Rewrite the entries below, substituting "wind-indicator-icon" for every occurrence of "wind-arrow-icon" and leaving everything else unchanged.

[Extracted data entries]
•••••

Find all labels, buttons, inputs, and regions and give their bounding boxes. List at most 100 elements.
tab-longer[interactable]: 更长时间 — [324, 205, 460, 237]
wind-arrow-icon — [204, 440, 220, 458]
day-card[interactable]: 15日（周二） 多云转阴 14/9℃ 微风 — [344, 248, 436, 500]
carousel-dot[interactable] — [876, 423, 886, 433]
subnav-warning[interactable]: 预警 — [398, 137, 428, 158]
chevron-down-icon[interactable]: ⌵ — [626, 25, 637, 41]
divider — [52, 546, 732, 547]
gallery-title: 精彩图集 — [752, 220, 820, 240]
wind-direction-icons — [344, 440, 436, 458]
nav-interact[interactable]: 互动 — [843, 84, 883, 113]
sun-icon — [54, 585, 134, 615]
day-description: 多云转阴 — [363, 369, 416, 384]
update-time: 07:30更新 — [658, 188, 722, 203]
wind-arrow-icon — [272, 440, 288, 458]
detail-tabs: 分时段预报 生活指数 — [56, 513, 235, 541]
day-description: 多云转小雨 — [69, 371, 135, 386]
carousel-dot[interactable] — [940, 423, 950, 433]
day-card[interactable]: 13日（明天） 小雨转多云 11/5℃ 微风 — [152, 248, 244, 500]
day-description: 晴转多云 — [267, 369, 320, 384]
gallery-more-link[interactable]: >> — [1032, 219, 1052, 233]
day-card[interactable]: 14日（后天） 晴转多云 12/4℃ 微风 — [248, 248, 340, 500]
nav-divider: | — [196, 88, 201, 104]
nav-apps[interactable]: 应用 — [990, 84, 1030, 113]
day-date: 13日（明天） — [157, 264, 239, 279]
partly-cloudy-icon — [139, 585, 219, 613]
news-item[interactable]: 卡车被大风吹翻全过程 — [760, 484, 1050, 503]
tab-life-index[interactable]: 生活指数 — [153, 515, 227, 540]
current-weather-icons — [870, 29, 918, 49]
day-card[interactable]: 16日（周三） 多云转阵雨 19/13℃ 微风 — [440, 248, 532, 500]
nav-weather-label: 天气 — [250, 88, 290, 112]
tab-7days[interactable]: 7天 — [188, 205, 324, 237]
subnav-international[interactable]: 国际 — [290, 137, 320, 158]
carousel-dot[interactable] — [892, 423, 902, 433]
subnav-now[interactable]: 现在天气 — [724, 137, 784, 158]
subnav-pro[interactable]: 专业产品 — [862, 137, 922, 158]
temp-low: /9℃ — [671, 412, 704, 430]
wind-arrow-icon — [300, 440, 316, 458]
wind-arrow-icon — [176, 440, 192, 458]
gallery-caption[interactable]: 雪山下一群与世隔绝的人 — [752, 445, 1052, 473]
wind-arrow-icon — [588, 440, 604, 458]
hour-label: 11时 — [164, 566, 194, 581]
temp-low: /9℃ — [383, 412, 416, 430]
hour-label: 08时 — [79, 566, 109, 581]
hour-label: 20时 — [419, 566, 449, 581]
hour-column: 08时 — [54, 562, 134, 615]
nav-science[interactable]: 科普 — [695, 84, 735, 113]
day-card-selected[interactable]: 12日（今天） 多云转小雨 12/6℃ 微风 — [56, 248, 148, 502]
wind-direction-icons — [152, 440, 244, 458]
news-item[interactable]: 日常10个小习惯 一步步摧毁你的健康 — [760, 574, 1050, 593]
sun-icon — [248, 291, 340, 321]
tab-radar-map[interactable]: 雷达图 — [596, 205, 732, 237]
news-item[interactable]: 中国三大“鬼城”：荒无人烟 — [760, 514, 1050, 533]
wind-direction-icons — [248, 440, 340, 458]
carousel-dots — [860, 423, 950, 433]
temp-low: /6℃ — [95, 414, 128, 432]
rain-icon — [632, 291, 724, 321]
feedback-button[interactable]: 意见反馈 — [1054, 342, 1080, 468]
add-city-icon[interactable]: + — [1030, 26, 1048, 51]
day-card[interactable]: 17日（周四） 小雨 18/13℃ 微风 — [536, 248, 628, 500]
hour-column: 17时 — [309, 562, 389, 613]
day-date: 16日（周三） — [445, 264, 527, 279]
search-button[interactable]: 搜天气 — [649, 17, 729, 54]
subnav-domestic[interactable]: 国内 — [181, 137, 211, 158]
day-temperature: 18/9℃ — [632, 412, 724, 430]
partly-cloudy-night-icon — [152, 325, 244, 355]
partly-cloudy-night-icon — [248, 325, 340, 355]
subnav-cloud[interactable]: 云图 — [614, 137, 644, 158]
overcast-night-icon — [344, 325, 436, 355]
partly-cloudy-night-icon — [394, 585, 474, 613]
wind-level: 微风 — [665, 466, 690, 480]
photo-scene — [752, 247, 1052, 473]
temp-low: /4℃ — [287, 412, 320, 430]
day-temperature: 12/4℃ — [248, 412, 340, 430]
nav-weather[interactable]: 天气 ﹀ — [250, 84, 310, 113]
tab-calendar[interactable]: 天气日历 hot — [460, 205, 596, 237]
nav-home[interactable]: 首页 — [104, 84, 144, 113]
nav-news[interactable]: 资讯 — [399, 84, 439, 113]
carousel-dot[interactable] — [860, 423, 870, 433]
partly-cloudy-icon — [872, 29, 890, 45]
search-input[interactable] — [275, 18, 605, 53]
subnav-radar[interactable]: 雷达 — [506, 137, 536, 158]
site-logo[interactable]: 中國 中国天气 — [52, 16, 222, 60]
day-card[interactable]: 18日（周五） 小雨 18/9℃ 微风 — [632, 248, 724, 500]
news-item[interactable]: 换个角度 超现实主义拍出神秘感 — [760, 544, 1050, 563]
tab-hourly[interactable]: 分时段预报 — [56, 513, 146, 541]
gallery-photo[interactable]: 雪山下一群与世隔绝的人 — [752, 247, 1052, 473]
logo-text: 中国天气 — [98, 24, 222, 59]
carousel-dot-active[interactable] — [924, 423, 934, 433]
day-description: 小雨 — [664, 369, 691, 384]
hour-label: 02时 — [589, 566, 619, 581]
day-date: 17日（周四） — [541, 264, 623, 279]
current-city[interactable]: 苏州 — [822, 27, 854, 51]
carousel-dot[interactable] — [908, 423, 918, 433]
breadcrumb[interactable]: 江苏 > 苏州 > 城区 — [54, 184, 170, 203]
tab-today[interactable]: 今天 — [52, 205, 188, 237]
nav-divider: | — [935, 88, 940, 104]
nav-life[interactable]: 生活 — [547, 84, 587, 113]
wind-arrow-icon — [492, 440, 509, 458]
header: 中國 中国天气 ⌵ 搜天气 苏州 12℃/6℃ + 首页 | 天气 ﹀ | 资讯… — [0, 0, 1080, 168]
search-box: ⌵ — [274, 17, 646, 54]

•••••

SOLUTION TO THE EXERCISE –
Find all labels, buttons, inputs, and regions and give their bounding boxes. List at most 100 elements.
tab-longer[interactable]: 更长时间 — [324, 205, 460, 237]
wind-indicator-icon — [204, 440, 220, 458]
day-card[interactable]: 15日（周二） 多云转阴 14/9℃ 微风 — [344, 248, 436, 500]
carousel-dot[interactable] — [876, 423, 886, 433]
subnav-warning[interactable]: 预警 — [398, 137, 428, 158]
chevron-down-icon[interactable]: ⌵ — [626, 25, 637, 41]
divider — [52, 546, 732, 547]
gallery-title: 精彩图集 — [752, 220, 820, 240]
wind-direction-icons — [344, 440, 436, 458]
nav-interact[interactable]: 互动 — [843, 84, 883, 113]
sun-icon — [54, 585, 134, 615]
day-description: 多云转阴 — [363, 369, 416, 384]
update-time: 07:30更新 — [658, 188, 722, 203]
wind-indicator-icon — [272, 440, 288, 458]
detail-tabs: 分时段预报 生活指数 — [56, 513, 235, 541]
day-description: 多云转小雨 — [69, 371, 135, 386]
carousel-dot[interactable] — [940, 423, 950, 433]
day-card[interactable]: 13日（明天） 小雨转多云 11/5℃ 微风 — [152, 248, 244, 500]
day-description: 晴转多云 — [267, 369, 320, 384]
gallery-more-link[interactable]: >> — [1032, 219, 1052, 233]
day-card[interactable]: 14日（后天） 晴转多云 12/4℃ 微风 — [248, 248, 340, 500]
nav-divider: | — [196, 88, 201, 104]
nav-apps[interactable]: 应用 — [990, 84, 1030, 113]
day-date: 13日（明天） — [157, 264, 239, 279]
partly-cloudy-icon — [139, 585, 219, 613]
news-item[interactable]: 卡车被大风吹翻全过程 — [760, 484, 1050, 503]
tab-life-index[interactable]: 生活指数 — [153, 515, 227, 540]
current-weather-icons — [870, 29, 918, 49]
day-card[interactable]: 16日（周三） 多云转阵雨 19/13℃ 微风 — [440, 248, 532, 500]
nav-weather-label: 天气 — [250, 88, 290, 112]
tab-7days[interactable]: 7天 — [188, 205, 324, 237]
subnav-international[interactable]: 国际 — [290, 137, 320, 158]
carousel-dot[interactable] — [892, 423, 902, 433]
subnav-now[interactable]: 现在天气 — [724, 137, 784, 158]
subnav-pro[interactable]: 专业产品 — [862, 137, 922, 158]
temp-low: /9℃ — [671, 412, 704, 430]
wind-indicator-icon — [300, 440, 316, 458]
wind-indicator-icon — [176, 440, 192, 458]
gallery-caption[interactable]: 雪山下一群与世隔绝的人 — [752, 445, 1052, 473]
wind-indicator-icon — [588, 440, 604, 458]
hour-label: 11时 — [164, 566, 194, 581]
temp-low: /9℃ — [383, 412, 416, 430]
hour-label: 08时 — [79, 566, 109, 581]
hour-label: 20时 — [419, 566, 449, 581]
hour-column: 08时 — [54, 562, 134, 615]
nav-science[interactable]: 科普 — [695, 84, 735, 113]
day-card-selected[interactable]: 12日（今天） 多云转小雨 12/6℃ 微风 — [56, 248, 148, 502]
wind-direction-icons — [152, 440, 244, 458]
news-item[interactable]: 日常10个小习惯 一步步摧毁你的健康 — [760, 574, 1050, 593]
sun-icon — [248, 291, 340, 321]
tab-radar-map[interactable]: 雷达图 — [596, 205, 732, 237]
news-item[interactable]: 中国三大“鬼城”：荒无人烟 — [760, 514, 1050, 533]
wind-direction-icons — [248, 440, 340, 458]
carousel-dots — [860, 423, 950, 433]
temp-low: /6℃ — [95, 414, 128, 432]
rain-icon — [632, 291, 724, 321]
feedback-button[interactable]: 意见反馈 — [1054, 342, 1080, 468]
add-city-icon[interactable]: + — [1030, 26, 1048, 51]
day-card[interactable]: 17日（周四） 小雨 18/13℃ 微风 — [536, 248, 628, 500]
hour-column: 17时 — [309, 562, 389, 613]
day-date: 16日（周三） — [445, 264, 527, 279]
search-button[interactable]: 搜天气 — [649, 17, 729, 54]
subnav-domestic[interactable]: 国内 — [181, 137, 211, 158]
day-temperature: 18/9℃ — [632, 412, 724, 430]
partly-cloudy-night-icon — [152, 325, 244, 355]
partly-cloudy-night-icon — [248, 325, 340, 355]
subnav-cloud[interactable]: 云图 — [614, 137, 644, 158]
overcast-night-icon — [344, 325, 436, 355]
partly-cloudy-night-icon — [394, 585, 474, 613]
wind-level: 微风 — [665, 466, 690, 480]
photo-scene — [752, 247, 1052, 473]
temp-low: /4℃ — [287, 412, 320, 430]
day-temperature: 12/4℃ — [248, 412, 340, 430]
nav-weather[interactable]: 天气 ﹀ — [250, 84, 310, 113]
tab-calendar[interactable]: 天气日历 hot — [460, 205, 596, 237]
nav-home[interactable]: 首页 — [104, 84, 144, 113]
nav-news[interactable]: 资讯 — [399, 84, 439, 113]
carousel-dot[interactable] — [860, 423, 870, 433]
partly-cloudy-icon — [872, 29, 890, 45]
search-input[interactable] — [275, 18, 605, 53]
subnav-radar[interactable]: 雷达 — [506, 137, 536, 158]
site-logo[interactable]: 中國 中国天气 — [52, 16, 222, 60]
day-card[interactable]: 18日（周五） 小雨 18/9℃ 微风 — [632, 248, 724, 500]
news-item[interactable]: 换个角度 超现实主义拍出神秘感 — [760, 544, 1050, 563]
tab-hourly[interactable]: 分时段预报 — [56, 513, 146, 541]
gallery-photo[interactable]: 雪山下一群与世隔绝的人 — [752, 247, 1052, 473]
logo-text: 中国天气 — [98, 24, 222, 59]
carousel-dot-active[interactable] — [924, 423, 934, 433]
day-description: 小雨 — [664, 369, 691, 384]
hour-label: 02时 — [589, 566, 619, 581]
day-date: 17日（周四） — [541, 264, 623, 279]
current-city[interactable]: 苏州 — [822, 27, 854, 51]
carousel-dot[interactable] — [908, 423, 918, 433]
breadcrumb[interactable]: 江苏 > 苏州 > 城区 — [54, 184, 170, 203]
tab-today[interactable]: 今天 — [52, 205, 188, 237]
nav-divider: | — [935, 88, 940, 104]
nav-life[interactable]: 生活 — [547, 84, 587, 113]
wind-indicator-icon — [492, 440, 509, 458]
header: 中國 中国天气 ⌵ 搜天气 苏州 12℃/6℃ + 首页 | 天气 ﹀ | 资讯… — [0, 0, 1080, 168]
search-box: ⌵ — [274, 17, 646, 54]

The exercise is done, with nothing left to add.